** Figure data in JSON **
........

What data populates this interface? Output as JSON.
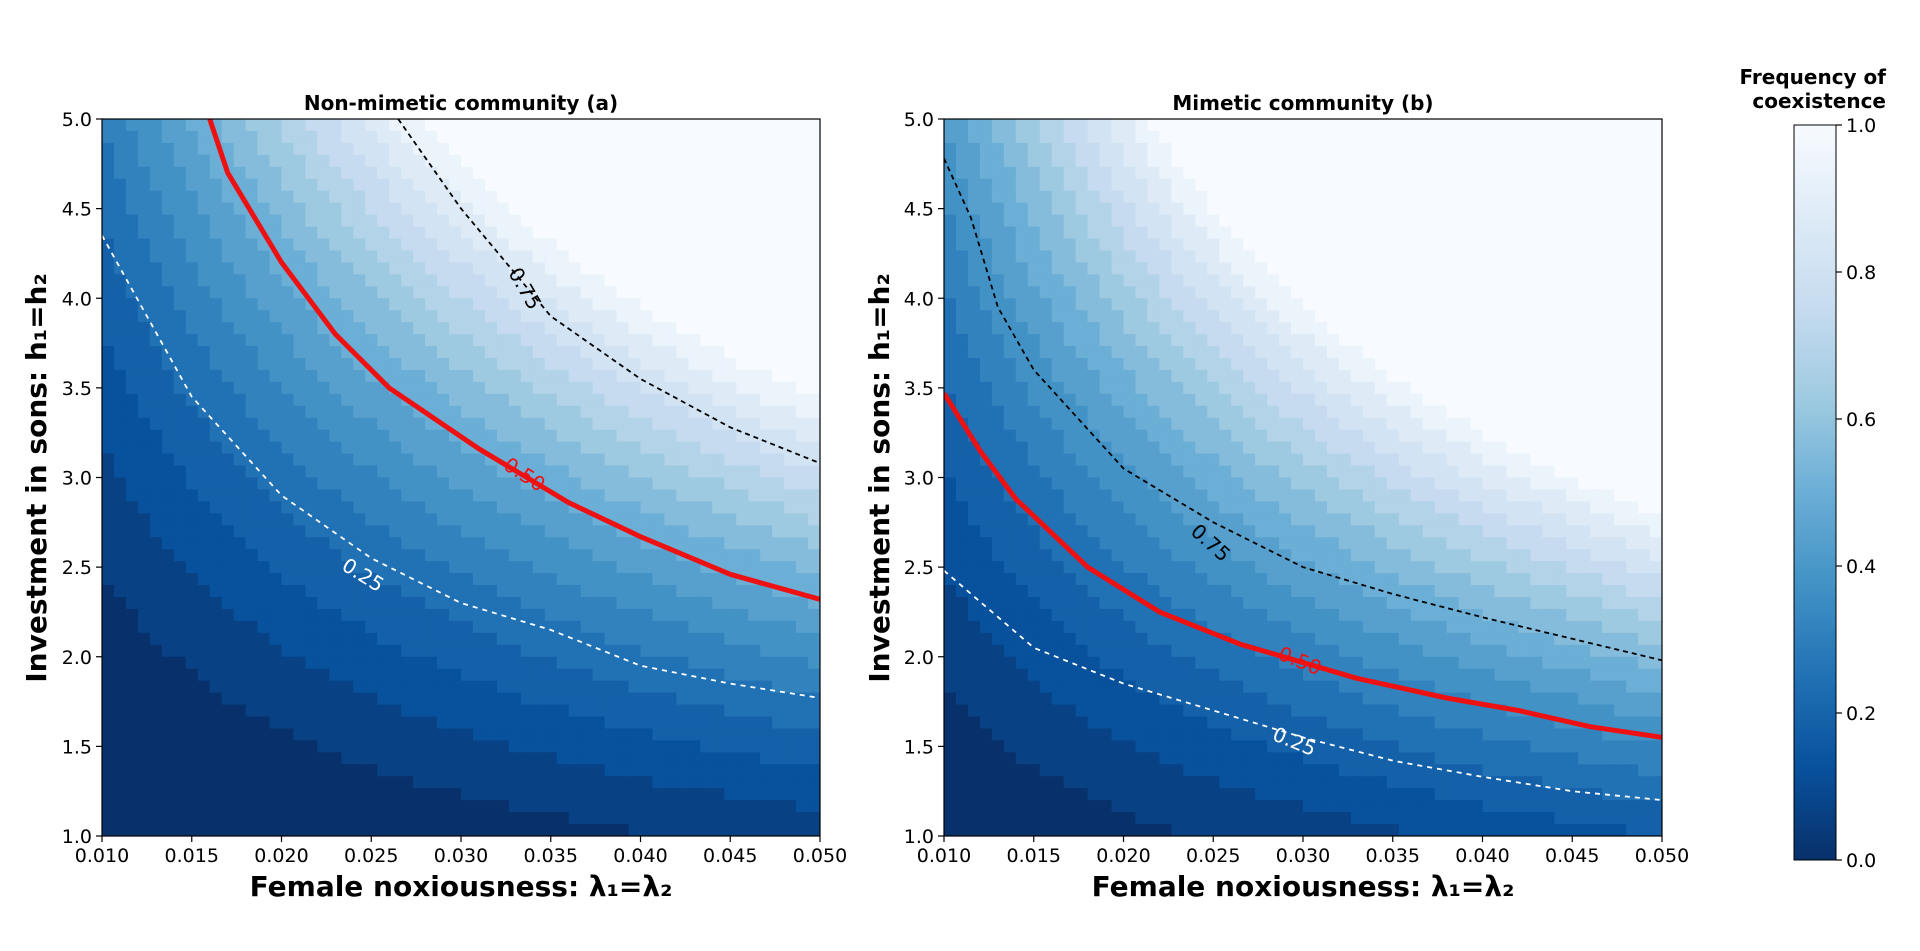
{
  "chart_data": [
    {
      "type": "heatmap",
      "title": "Non-mimetic community (a)",
      "xlabel": "Female noxiousness: λ₁=λ₂",
      "ylabel": "Investment in sons: h₁=h₂",
      "xlim": [
        0.01,
        0.05
      ],
      "ylim": [
        1.0,
        5.0
      ],
      "xticks": [
        "0.010",
        "0.015",
        "0.020",
        "0.025",
        "0.030",
        "0.035",
        "0.040",
        "0.045",
        "0.050"
      ],
      "yticks": [
        "1.0",
        "1.5",
        "2.0",
        "2.5",
        "3.0",
        "3.5",
        "4.0",
        "4.5",
        "5.0"
      ],
      "value_model": "frequency ≈ ((λ/0.01)·h^1.57 − 3.13)/32.5",
      "contour_levels": [
        {
          "level": 0.25,
          "label": "0.25",
          "style": "white-dashed",
          "points": [
            [
              0.01,
              4.35
            ],
            [
              0.015,
              3.45
            ],
            [
              0.02,
              2.9
            ],
            [
              0.025,
              2.55
            ],
            [
              0.03,
              2.3
            ],
            [
              0.035,
              2.15
            ],
            [
              0.04,
              1.95
            ],
            [
              0.045,
              1.85
            ],
            [
              0.05,
              1.77
            ]
          ]
        },
        {
          "level": 0.5,
          "label": "0.50",
          "style": "red-solid",
          "points": [
            [
              0.016,
              5.0
            ],
            [
              0.017,
              4.7
            ],
            [
              0.02,
              4.2
            ],
            [
              0.023,
              3.8
            ],
            [
              0.026,
              3.5
            ],
            [
              0.031,
              3.16
            ],
            [
              0.036,
              2.86
            ],
            [
              0.04,
              2.67
            ],
            [
              0.045,
              2.46
            ],
            [
              0.05,
              2.32
            ]
          ]
        },
        {
          "level": 0.75,
          "label": "0.75",
          "style": "black-dashed",
          "points": [
            [
              0.0265,
              5.0
            ],
            [
              0.03,
              4.5
            ],
            [
              0.035,
              3.9
            ],
            [
              0.04,
              3.55
            ],
            [
              0.045,
              3.28
            ],
            [
              0.05,
              3.08
            ]
          ]
        }
      ]
    },
    {
      "type": "heatmap",
      "title": "Mimetic community (b)",
      "xlabel": "Female noxiousness: λ₁=λ₂",
      "ylabel": "Investment in sons: h₁=h₂",
      "xlim": [
        0.01,
        0.05
      ],
      "ylim": [
        1.0,
        5.0
      ],
      "xticks": [
        "0.010",
        "0.015",
        "0.020",
        "0.025",
        "0.030",
        "0.035",
        "0.040",
        "0.045",
        "0.050"
      ],
      "yticks": [
        "1.0",
        "1.5",
        "2.0",
        "2.5",
        "3.0",
        "3.5",
        "4.0",
        "4.5",
        "5.0"
      ],
      "value_model": "frequency ≈ ((λ/0.01)·h^1.45 − 1.75)/21",
      "contour_levels": [
        {
          "level": 0.25,
          "label": "0.25",
          "style": "white-dashed",
          "points": [
            [
              0.01,
              2.48
            ],
            [
              0.015,
              2.05
            ],
            [
              0.02,
              1.85
            ],
            [
              0.025,
              1.7
            ],
            [
              0.03,
              1.55
            ],
            [
              0.035,
              1.42
            ],
            [
              0.04,
              1.33
            ],
            [
              0.045,
              1.25
            ],
            [
              0.05,
              1.2
            ]
          ]
        },
        {
          "level": 0.5,
          "label": "0.50",
          "style": "red-solid",
          "points": [
            [
              0.01,
              3.47
            ],
            [
              0.012,
              3.15
            ],
            [
              0.014,
              2.88
            ],
            [
              0.018,
              2.5
            ],
            [
              0.022,
              2.25
            ],
            [
              0.0265,
              2.07
            ],
            [
              0.033,
              1.88
            ],
            [
              0.038,
              1.77
            ],
            [
              0.042,
              1.7
            ],
            [
              0.046,
              1.61
            ],
            [
              0.05,
              1.55
            ]
          ]
        },
        {
          "level": 0.75,
          "label": "0.75",
          "style": "black-dashed",
          "points": [
            [
              0.01,
              4.78
            ],
            [
              0.0115,
              4.45
            ],
            [
              0.013,
              3.95
            ],
            [
              0.015,
              3.6
            ],
            [
              0.02,
              3.05
            ],
            [
              0.025,
              2.75
            ],
            [
              0.03,
              2.5
            ],
            [
              0.035,
              2.35
            ],
            [
              0.04,
              2.22
            ],
            [
              0.045,
              2.1
            ],
            [
              0.05,
              1.98
            ]
          ]
        }
      ]
    }
  ],
  "colorbar": {
    "title_line1": "Frequency of",
    "title_line2": "coexistence",
    "ticks": [
      "0.0",
      "0.2",
      "0.4",
      "0.6",
      "0.8",
      "1.0"
    ],
    "colormap": "Blues_r",
    "colors": [
      "#08306b",
      "#08519c",
      "#2171b5",
      "#4292c6",
      "#6baed6",
      "#9ecae1",
      "#c6dbef",
      "#deebf7",
      "#f7fbff"
    ]
  }
}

........

** Written instruction **
With the pictures omitted, reproduce the records in full and exactly.

** Task output **
What data populates this interface? Output as JSON.
{
  "chart_data": [
    {
      "type": "heatmap",
      "title": "Non-mimetic community (a)",
      "xlabel": "Female noxiousness: λ₁=λ₂",
      "ylabel": "Investment in sons: h₁=h₂",
      "xlim": [
        0.01,
        0.05
      ],
      "ylim": [
        1.0,
        5.0
      ],
      "xticks": [
        "0.010",
        "0.015",
        "0.020",
        "0.025",
        "0.030",
        "0.035",
        "0.040",
        "0.045",
        "0.050"
      ],
      "yticks": [
        "1.0",
        "1.5",
        "2.0",
        "2.5",
        "3.0",
        "3.5",
        "4.0",
        "4.5",
        "5.0"
      ],
      "value_model": "frequency ≈ ((λ/0.01)·h^1.57 − 3.13)/32.5",
      "contour_levels": [
        {
          "level": 0.25,
          "label": "0.25",
          "style": "white-dashed",
          "points": [
            [
              0.01,
              4.35
            ],
            [
              0.015,
              3.45
            ],
            [
              0.02,
              2.9
            ],
            [
              0.025,
              2.55
            ],
            [
              0.03,
              2.3
            ],
            [
              0.035,
              2.15
            ],
            [
              0.04,
              1.95
            ],
            [
              0.045,
              1.85
            ],
            [
              0.05,
              1.77
            ]
          ]
        },
        {
          "level": 0.5,
          "label": "0.50",
          "style": "red-solid",
          "points": [
            [
              0.016,
              5.0
            ],
            [
              0.017,
              4.7
            ],
            [
              0.02,
              4.2
            ],
            [
              0.023,
              3.8
            ],
            [
              0.026,
              3.5
            ],
            [
              0.031,
              3.16
            ],
            [
              0.036,
              2.86
            ],
            [
              0.04,
              2.67
            ],
            [
              0.045,
              2.46
            ],
            [
              0.05,
              2.32
            ]
          ]
        },
        {
          "level": 0.75,
          "label": "0.75",
          "style": "black-dashed",
          "points": [
            [
              0.0265,
              5.0
            ],
            [
              0.03,
              4.5
            ],
            [
              0.035,
              3.9
            ],
            [
              0.04,
              3.55
            ],
            [
              0.045,
              3.28
            ],
            [
              0.05,
              3.08
            ]
          ]
        }
      ]
    },
    {
      "type": "heatmap",
      "title": "Mimetic community (b)",
      "xlabel": "Female noxiousness: λ₁=λ₂",
      "ylabel": "Investment in sons: h₁=h₂",
      "xlim": [
        0.01,
        0.05
      ],
      "ylim": [
        1.0,
        5.0
      ],
      "xticks": [
        "0.010",
        "0.015",
        "0.020",
        "0.025",
        "0.030",
        "0.035",
        "0.040",
        "0.045",
        "0.050"
      ],
      "yticks": [
        "1.0",
        "1.5",
        "2.0",
        "2.5",
        "3.0",
        "3.5",
        "4.0",
        "4.5",
        "5.0"
      ],
      "value_model": "frequency ≈ ((λ/0.01)·h^1.45 − 1.75)/21",
      "contour_levels": [
        {
          "level": 0.25,
          "label": "0.25",
          "style": "white-dashed",
          "points": [
            [
              0.01,
              2.48
            ],
            [
              0.015,
              2.05
            ],
            [
              0.02,
              1.85
            ],
            [
              0.025,
              1.7
            ],
            [
              0.03,
              1.55
            ],
            [
              0.035,
              1.42
            ],
            [
              0.04,
              1.33
            ],
            [
              0.045,
              1.25
            ],
            [
              0.05,
              1.2
            ]
          ]
        },
        {
          "level": 0.5,
          "label": "0.50",
          "style": "red-solid",
          "points": [
            [
              0.01,
              3.47
            ],
            [
              0.012,
              3.15
            ],
            [
              0.014,
              2.88
            ],
            [
              0.018,
              2.5
            ],
            [
              0.022,
              2.25
            ],
            [
              0.0265,
              2.07
            ],
            [
              0.033,
              1.88
            ],
            [
              0.038,
              1.77
            ],
            [
              0.042,
              1.7
            ],
            [
              0.046,
              1.61
            ],
            [
              0.05,
              1.55
            ]
          ]
        },
        {
          "level": 0.75,
          "label": "0.75",
          "style": "black-dashed",
          "points": [
            [
              0.01,
              4.78
            ],
            [
              0.0115,
              4.45
            ],
            [
              0.013,
              3.95
            ],
            [
              0.015,
              3.6
            ],
            [
              0.02,
              3.05
            ],
            [
              0.025,
              2.75
            ],
            [
              0.03,
              2.5
            ],
            [
              0.035,
              2.35
            ],
            [
              0.04,
              2.22
            ],
            [
              0.045,
              2.1
            ],
            [
              0.05,
              1.98
            ]
          ]
        }
      ]
    }
  ],
  "colorbar": {
    "title_line1": "Frequency of",
    "title_line2": "coexistence",
    "ticks": [
      "0.0",
      "0.2",
      "0.4",
      "0.6",
      "0.8",
      "1.0"
    ],
    "colormap": "Blues_r",
    "colors": [
      "#08306b",
      "#08519c",
      "#2171b5",
      "#4292c6",
      "#6baed6",
      "#9ecae1",
      "#c6dbef",
      "#deebf7",
      "#f7fbff"
    ]
  }
}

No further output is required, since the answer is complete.